管理后台连接大模型API支持重新生成评论总结

添加锁定评论列表字段
This commit is contained in:
Qyir 2025-11-18 11:42:47 +08:00
parent 91761b6754
commit 9017cea25d
4 changed files with 456 additions and 72 deletions

View File

@ -69,6 +69,27 @@ class DouyinAutoScheduler:
# 创建logger实例
self.logger = logging.getLogger(__name__)
def _sync_episode_details_with_lock(self, episode_details, comments_summary):
"""
同步 episode_details 时处理评论锁定逻辑
如果有 comments_summary则保留评论内容只更新互动数据
Args:
episode_details: 管理数据库中的 episode_details
comments_summary: 评论总结字段
Returns:
处理后的 episode_details
"""
# 如果没有 comments_summary 或没有 episode_details直接返回原数据
if not comments_summary or not episode_details:
return episode_details
# 如果有 comments_summary说明评论内容已锁定直接返回管理数据库的数据
# 因为管理数据库中已经保存了锁定的评论内容
logging.info(f'🔒 检测到 comments_summaryepisode_details 将保持锁定状态(包含评论内容)')
return episode_details
def _normalize_play_vv(self, play_vv):
"""标准化播放量数据类型,将字符串转换为数字"""
if isinstance(play_vv, str):
@ -407,7 +428,11 @@ class DouyinAutoScheduler:
"desc": management_data.get("desc", "") if management_data else "",
"updated_to_episode": management_data.get("updated_to_episode", 0) if management_data else 0,
"episode_video_ids": management_data.get("episode_video_ids", []) if management_data else [],
"episode_details": management_data.get("episode_details", []) if management_data else [],
# 🔒 episode_details 同步逻辑:如果有 comments_summary保留评论内容但更新互动数据
"episode_details": self._sync_episode_details_with_lock(
management_data.get("episode_details", []) if management_data else [],
management_data.get("comments_summary", "") if management_data else ""
),
"data_status": management_data.get("data_status", "") if management_data else "",
"realtime_saved": management_data.get("realtime_saved", True) if management_data else True,
"created_at": management_data.get("created_at") if management_data else None,

View File

@ -2373,6 +2373,20 @@ class DouyinPlayVVScraper:
# 检查是否已存在该短剧的记录
existing_doc = target_collection.find_one({'mix_id': mix_id})

数据摘录 |
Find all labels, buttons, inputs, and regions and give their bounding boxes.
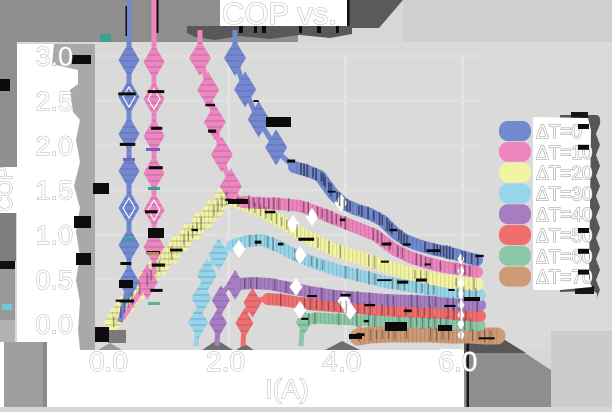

待办事项 |
1. 评论锁定代码提交一共改动了多少个文件?
2. 请接着评论锁定代码提交的最后一行往下续写代码。
这些数据与评论锁定代码提交没有关系。

各题结果 |
1. 共改动了 4 个文件。

2.
# 🔒 保护现有的 episode_details 中的评论数据
final_episode_details = target_doc.get('episode_details', [])
if existing_doc and existing_doc.get('episode_details'):
existing_episode_details = existing_doc.get('episode_details', [])
# 合并现有的评论数据到新的 episode_details
for i, new_episode in enumerate(final_episode_details):
if i < len(existing_episode_details):
existing_episode = existing_episode_details[i]
# 保留现有的评论数据(如果存在)
existing_comments = existing_episode.get('comments', [])
if existing_comments:
new_episode['comments'] = existing_comments
logging.info(f'[评论保护] 保留第 {i+1} 集的 {len(existing_comments)} 条现有评论: {mix_name}')
# 准备更新字段(不包含锁定字段,锁定字段将在后面单独处理)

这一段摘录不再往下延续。